Rows from a figure dataset>
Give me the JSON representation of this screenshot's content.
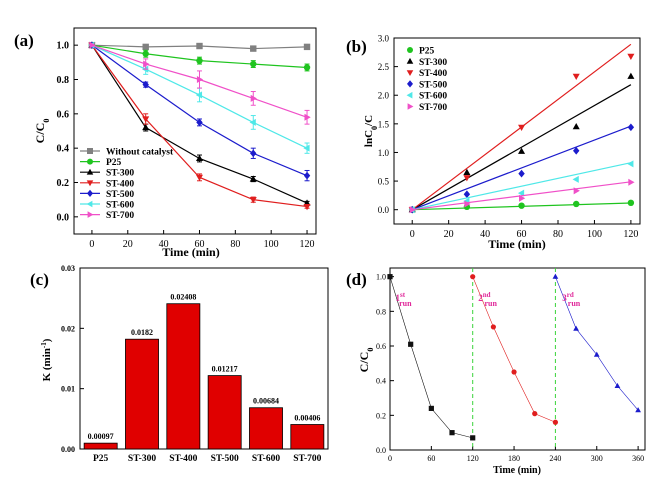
{
  "chart_data": [
    {
      "panel": "(a)",
      "type": "line",
      "xlabel": "Time (min)",
      "ylabel": "C/C0",
      "ylabel_main": "C/C",
      "ylabel_sub": "0",
      "xlim": [
        -10,
        125
      ],
      "ylim": [
        -0.1,
        1.1
      ],
      "xticks": [
        0,
        20,
        40,
        60,
        80,
        100,
        120
      ],
      "yticks": [
        0.0,
        0.2,
        0.4,
        0.6,
        0.8,
        1.0
      ],
      "ytick_labels": [
        "0.0",
        "0.2",
        "0.4",
        "0.6",
        "0.8",
        "1.0"
      ],
      "legend_position": "bottom-left",
      "x": [
        0,
        30,
        60,
        90,
        120
      ],
      "series": [
        {
          "name": "Without catalyst",
          "color": "#808080",
          "marker": "square",
          "values": [
            1.0,
            0.99,
            0.995,
            0.98,
            0.99
          ],
          "err": [
            0.005,
            0.008,
            0.008,
            0.008,
            0.008
          ]
        },
        {
          "name": "P25",
          "color": "#1fc41f",
          "marker": "circle",
          "values": [
            1.0,
            0.95,
            0.91,
            0.89,
            0.87
          ],
          "err": [
            0.005,
            0.02,
            0.02,
            0.02,
            0.02
          ]
        },
        {
          "name": "ST-300",
          "color": "#000000",
          "marker": "triangle-up",
          "values": [
            1.0,
            0.52,
            0.34,
            0.22,
            0.08
          ],
          "err": [
            0.005,
            0.02,
            0.02,
            0.015,
            0.01
          ]
        },
        {
          "name": "ST-400",
          "color": "#e01e1e",
          "marker": "triangle-down",
          "values": [
            1.0,
            0.57,
            0.23,
            0.1,
            0.06
          ],
          "err": [
            0.005,
            0.03,
            0.02,
            0.015,
            0.01
          ]
        },
        {
          "name": "ST-500",
          "color": "#1c1ccc",
          "marker": "diamond",
          "values": [
            1.0,
            0.77,
            0.55,
            0.37,
            0.24
          ],
          "err": [
            0.005,
            0.015,
            0.02,
            0.03,
            0.03
          ]
        },
        {
          "name": "ST-600",
          "color": "#4fe8e8",
          "marker": "triangle-left",
          "values": [
            1.0,
            0.86,
            0.71,
            0.55,
            0.4
          ],
          "err": [
            0.005,
            0.03,
            0.04,
            0.04,
            0.03
          ]
        },
        {
          "name": "ST-700",
          "color": "#f050c8",
          "marker": "triangle-right",
          "values": [
            1.0,
            0.89,
            0.8,
            0.69,
            0.58
          ],
          "err": [
            0.005,
            0.03,
            0.05,
            0.04,
            0.04
          ]
        }
      ]
    },
    {
      "panel": "(b)",
      "type": "scatter",
      "xlabel": "Time (min)",
      "ylabel": "lnC0/C",
      "ylabel_a": "lnC",
      "ylabel_sub": "0",
      "ylabel_b": "/C",
      "xlim": [
        -10,
        125
      ],
      "ylim": [
        -0.25,
        3.0
      ],
      "xticks": [
        0,
        20,
        40,
        60,
        80,
        100,
        120
      ],
      "yticks": [
        0.0,
        0.5,
        1.0,
        1.5,
        2.0,
        2.5,
        3.0
      ],
      "ytick_labels": [
        "0.0",
        "0.5",
        "1.0",
        "1.5",
        "2.0",
        "2.5",
        "3.0"
      ],
      "legend_position": "top-left",
      "x": [
        0,
        30,
        60,
        90,
        120
      ],
      "series": [
        {
          "name": "P25",
          "color": "#1fc41f",
          "marker": "circle",
          "values": [
            0.0,
            0.05,
            0.07,
            0.1,
            0.12
          ],
          "slope": 0.00097
        },
        {
          "name": "ST-300",
          "color": "#000000",
          "marker": "triangle-up",
          "values": [
            0.0,
            0.65,
            1.02,
            1.45,
            2.33
          ],
          "slope": 0.0182
        },
        {
          "name": "ST-400",
          "color": "#e01e1e",
          "marker": "triangle-down",
          "values": [
            0.0,
            0.56,
            1.44,
            2.33,
            2.68
          ],
          "slope": 0.02408
        },
        {
          "name": "ST-500",
          "color": "#1c1ccc",
          "marker": "diamond",
          "values": [
            0.0,
            0.27,
            0.63,
            1.03,
            1.44
          ],
          "slope": 0.01217
        },
        {
          "name": "ST-600",
          "color": "#4fe8e8",
          "marker": "triangle-left",
          "values": [
            0.0,
            0.15,
            0.29,
            0.53,
            0.8
          ],
          "slope": 0.00684
        },
        {
          "name": "ST-700",
          "color": "#f050c8",
          "marker": "triangle-right",
          "values": [
            0.0,
            0.1,
            0.2,
            0.33,
            0.48
          ],
          "slope": 0.00406
        }
      ]
    },
    {
      "panel": "(c)",
      "type": "bar",
      "xlabel": "",
      "ylabel": "K (min-1)",
      "ylabel_main": "K (min",
      "ylabel_sup": "-1",
      "ylabel_end": ")",
      "ylim": [
        0.0,
        0.03
      ],
      "yticks": [
        0.0,
        0.01,
        0.02,
        0.03
      ],
      "ytick_labels": [
        "0.00",
        "0.01",
        "0.02",
        "0.03"
      ],
      "bar_color": "#e00000",
      "categories": [
        "P25",
        "ST-300",
        "ST-400",
        "ST-500",
        "ST-600",
        "ST-700"
      ],
      "values": [
        0.00097,
        0.0182,
        0.02408,
        0.01217,
        0.00684,
        0.00406
      ],
      "value_labels": [
        "0.00097",
        "0.0182",
        "0.02408",
        "0.01217",
        "0.00684",
        "0.00406"
      ]
    },
    {
      "panel": "(d)",
      "type": "line",
      "xlabel": "Time (min)",
      "ylabel": "C/C0",
      "ylabel_main": "C/C",
      "ylabel_sub": "0",
      "xlim": [
        0,
        370
      ],
      "ylim": [
        0.0,
        1.05
      ],
      "xticks": [
        0,
        60,
        120,
        180,
        240,
        300,
        360
      ],
      "yticks": [
        0.0,
        0.2,
        0.4,
        0.6,
        0.8,
        1.0
      ],
      "ytick_labels": [
        "0.0",
        "0.2",
        "0.4",
        "0.6",
        "0.8",
        "1.0"
      ],
      "vlines": [
        120,
        240
      ],
      "vline_color": "#3bd43b",
      "series": [
        {
          "name": "1st run",
          "label_num": "1",
          "label_sup": "st",
          "label_run": "run",
          "label_x": 8,
          "color": "#111111",
          "marker": "square",
          "x": [
            0,
            30,
            60,
            90,
            120
          ],
          "values": [
            1.0,
            0.61,
            0.24,
            0.1,
            0.07
          ]
        },
        {
          "name": "2nd run",
          "label_num": "2",
          "label_sup": "nd",
          "label_run": "run",
          "label_x": 128,
          "color": "#e01e1e",
          "marker": "circle",
          "x": [
            120,
            150,
            180,
            210,
            240
          ],
          "values": [
            1.0,
            0.71,
            0.45,
            0.21,
            0.16
          ]
        },
        {
          "name": "3rd run",
          "label_num": "3",
          "label_sup": "rd",
          "label_run": "run",
          "label_x": 250,
          "color": "#1c1ccc",
          "marker": "triangle-up",
          "x": [
            240,
            270,
            300,
            330,
            360
          ],
          "values": [
            1.0,
            0.7,
            0.55,
            0.37,
            0.23
          ]
        }
      ],
      "run_label_color": "#e0289a",
      "run_label_y": 0.86
    }
  ]
}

The exercise>
Above are records to transcribe exactly; leave their pictures out.

Final result>
Give me the JSON representation of this screenshot's content.
{
  "chart_data": [
    {
      "panel": "(a)",
      "type": "line",
      "xlabel": "Time (min)",
      "ylabel": "C/C0",
      "ylabel_main": "C/C",
      "ylabel_sub": "0",
      "xlim": [
        -10,
        125
      ],
      "ylim": [
        -0.1,
        1.1
      ],
      "xticks": [
        0,
        20,
        40,
        60,
        80,
        100,
        120
      ],
      "yticks": [
        0.0,
        0.2,
        0.4,
        0.6,
        0.8,
        1.0
      ],
      "ytick_labels": [
        "0.0",
        "0.2",
        "0.4",
        "0.6",
        "0.8",
        "1.0"
      ],
      "legend_position": "bottom-left",
      "x": [
        0,
        30,
        60,
        90,
        120
      ],
      "series": [
        {
          "name": "Without catalyst",
          "color": "#808080",
          "marker": "square",
          "values": [
            1.0,
            0.99,
            0.995,
            0.98,
            0.99
          ],
          "err": [
            0.005,
            0.008,
            0.008,
            0.008,
            0.008
          ]
        },
        {
          "name": "P25",
          "color": "#1fc41f",
          "marker": "circle",
          "values": [
            1.0,
            0.95,
            0.91,
            0.89,
            0.87
          ],
          "err": [
            0.005,
            0.02,
            0.02,
            0.02,
            0.02
          ]
        },
        {
          "name": "ST-300",
          "color": "#000000",
          "marker": "triangle-up",
          "values": [
            1.0,
            0.52,
            0.34,
            0.22,
            0.08
          ],
          "err": [
            0.005,
            0.02,
            0.02,
            0.015,
            0.01
          ]
        },
        {
          "name": "ST-400",
          "color": "#e01e1e",
          "marker": "triangle-down",
          "values": [
            1.0,
            0.57,
            0.23,
            0.1,
            0.06
          ],
          "err": [
            0.005,
            0.03,
            0.02,
            0.015,
            0.01
          ]
        },
        {
          "name": "ST-500",
          "color": "#1c1ccc",
          "marker": "diamond",
          "values": [
            1.0,
            0.77,
            0.55,
            0.37,
            0.24
          ],
          "err": [
            0.005,
            0.015,
            0.02,
            0.03,
            0.03
          ]
        },
        {
          "name": "ST-600",
          "color": "#4fe8e8",
          "marker": "triangle-left",
          "values": [
            1.0,
            0.86,
            0.71,
            0.55,
            0.4
          ],
          "err": [
            0.005,
            0.03,
            0.04,
            0.04,
            0.03
          ]
        },
        {
          "name": "ST-700",
          "color": "#f050c8",
          "marker": "triangle-right",
          "values": [
            1.0,
            0.89,
            0.8,
            0.69,
            0.58
          ],
          "err": [
            0.005,
            0.03,
            0.05,
            0.04,
            0.04
          ]
        }
      ]
    },
    {
      "panel": "(b)",
      "type": "scatter",
      "xlabel": "Time (min)",
      "ylabel": "lnC0/C",
      "ylabel_a": "lnC",
      "ylabel_sub": "0",
      "ylabel_b": "/C",
      "xlim": [
        -10,
        125
      ],
      "ylim": [
        -0.25,
        3.0
      ],
      "xticks": [
        0,
        20,
        40,
        60,
        80,
        100,
        120
      ],
      "yticks": [
        0.0,
        0.5,
        1.0,
        1.5,
        2.0,
        2.5,
        3.0
      ],
      "ytick_labels": [
        "0.0",
        "0.5",
        "1.0",
        "1.5",
        "2.0",
        "2.5",
        "3.0"
      ],
      "legend_position": "top-left",
      "x": [
        0,
        30,
        60,
        90,
        120
      ],
      "series": [
        {
          "name": "P25",
          "color": "#1fc41f",
          "marker": "circle",
          "values": [
            0.0,
            0.05,
            0.07,
            0.1,
            0.12
          ],
          "slope": 0.00097
        },
        {
          "name": "ST-300",
          "color": "#000000",
          "marker": "triangle-up",
          "values": [
            0.0,
            0.65,
            1.02,
            1.45,
            2.33
          ],
          "slope": 0.0182
        },
        {
          "name": "ST-400",
          "color": "#e01e1e",
          "marker": "triangle-down",
          "values": [
            0.0,
            0.56,
            1.44,
            2.33,
            2.68
          ],
          "slope": 0.02408
        },
        {
          "name": "ST-500",
          "color": "#1c1ccc",
          "marker": "diamond",
          "values": [
            0.0,
            0.27,
            0.63,
            1.03,
            1.44
          ],
          "slope": 0.01217
        },
        {
          "name": "ST-600",
          "color": "#4fe8e8",
          "marker": "triangle-left",
          "values": [
            0.0,
            0.15,
            0.29,
            0.53,
            0.8
          ],
          "slope": 0.00684
        },
        {
          "name": "ST-700",
          "color": "#f050c8",
          "marker": "triangle-right",
          "values": [
            0.0,
            0.1,
            0.2,
            0.33,
            0.48
          ],
          "slope": 0.00406
        }
      ]
    },
    {
      "panel": "(c)",
      "type": "bar",
      "xlabel": "",
      "ylabel": "K (min-1)",
      "ylabel_main": "K (min",
      "ylabel_sup": "-1",
      "ylabel_end": ")",
      "ylim": [
        0.0,
        0.03
      ],
      "yticks": [
        0.0,
        0.01,
        0.02,
        0.03
      ],
      "ytick_labels": [
        "0.00",
        "0.01",
        "0.02",
        "0.03"
      ],
      "bar_color": "#e00000",
      "categories": [
        "P25",
        "ST-300",
        "ST-400",
        "ST-500",
        "ST-600",
        "ST-700"
      ],
      "values": [
        0.00097,
        0.0182,
        0.02408,
        0.01217,
        0.00684,
        0.00406
      ],
      "value_labels": [
        "0.00097",
        "0.0182",
        "0.02408",
        "0.01217",
        "0.00684",
        "0.00406"
      ]
    },
    {
      "panel": "(d)",
      "type": "line",
      "xlabel": "Time (min)",
      "ylabel": "C/C0",
      "ylabel_main": "C/C",
      "ylabel_sub": "0",
      "xlim": [
        0,
        370
      ],
      "ylim": [
        0.0,
        1.05
      ],
      "xticks": [
        0,
        60,
        120,
        180,
        240,
        300,
        360
      ],
      "yticks": [
        0.0,
        0.2,
        0.4,
        0.6,
        0.8,
        1.0
      ],
      "ytick_labels": [
        "0.0",
        "0.2",
        "0.4",
        "0.6",
        "0.8",
        "1.0"
      ],
      "vlines": [
        120,
        240
      ],
      "vline_color": "#3bd43b",
      "series": [
        {
          "name": "1st run",
          "label_num": "1",
          "label_sup": "st",
          "label_run": "run",
          "label_x": 8,
          "color": "#111111",
          "marker": "square",
          "x": [
            0,
            30,
            60,
            90,
            120
          ],
          "values": [
            1.0,
            0.61,
            0.24,
            0.1,
            0.07
          ]
        },
        {
          "name": "2nd run",
          "label_num": "2",
          "label_sup": "nd",
          "label_run": "run",
          "label_x": 128,
          "color": "#e01e1e",
          "marker": "circle",
          "x": [
            120,
            150,
            180,
            210,
            240
          ],
          "values": [
            1.0,
            0.71,
            0.45,
            0.21,
            0.16
          ]
        },
        {
          "name": "3rd run",
          "label_num": "3",
          "label_sup": "rd",
          "label_run": "run",
          "label_x": 250,
          "color": "#1c1ccc",
          "marker": "triangle-up",
          "x": [
            240,
            270,
            300,
            330,
            360
          ],
          "values": [
            1.0,
            0.7,
            0.55,
            0.37,
            0.23
          ]
        }
      ],
      "run_label_color": "#e0289a",
      "run_label_y": 0.86
    }
  ]
}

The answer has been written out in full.